====== Data supplied ======

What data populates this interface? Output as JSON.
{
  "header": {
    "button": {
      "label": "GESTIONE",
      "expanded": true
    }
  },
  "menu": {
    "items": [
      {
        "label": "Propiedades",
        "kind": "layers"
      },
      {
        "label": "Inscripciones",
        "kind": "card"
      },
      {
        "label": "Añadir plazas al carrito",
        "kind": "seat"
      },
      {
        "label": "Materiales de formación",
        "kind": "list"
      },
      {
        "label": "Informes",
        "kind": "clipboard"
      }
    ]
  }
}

======

### Description of the task:
Each line of the material should be echoed exactly.

### Result for this task:
What data populates this interface? Output as JSON.
{
  "header": {
    "button": {
      "label": "GESTIONE",
      "expanded": true
    }
  },
  "menu": {
    "items": [
      {
        "label": "Propiedades",
        "kind": "layers"
      },
      {
        "label": "Inscripciones",
        "kind": "card"
      },
      {
        "label": "Añadir plazas al carrito",
        "kind": "seat"
      },
      {
        "label": "Materiales de formación",
        "kind": "list"
      },
      {
        "label": "Informes",
        "kind": "clipboard"
      }
    ]
  }
}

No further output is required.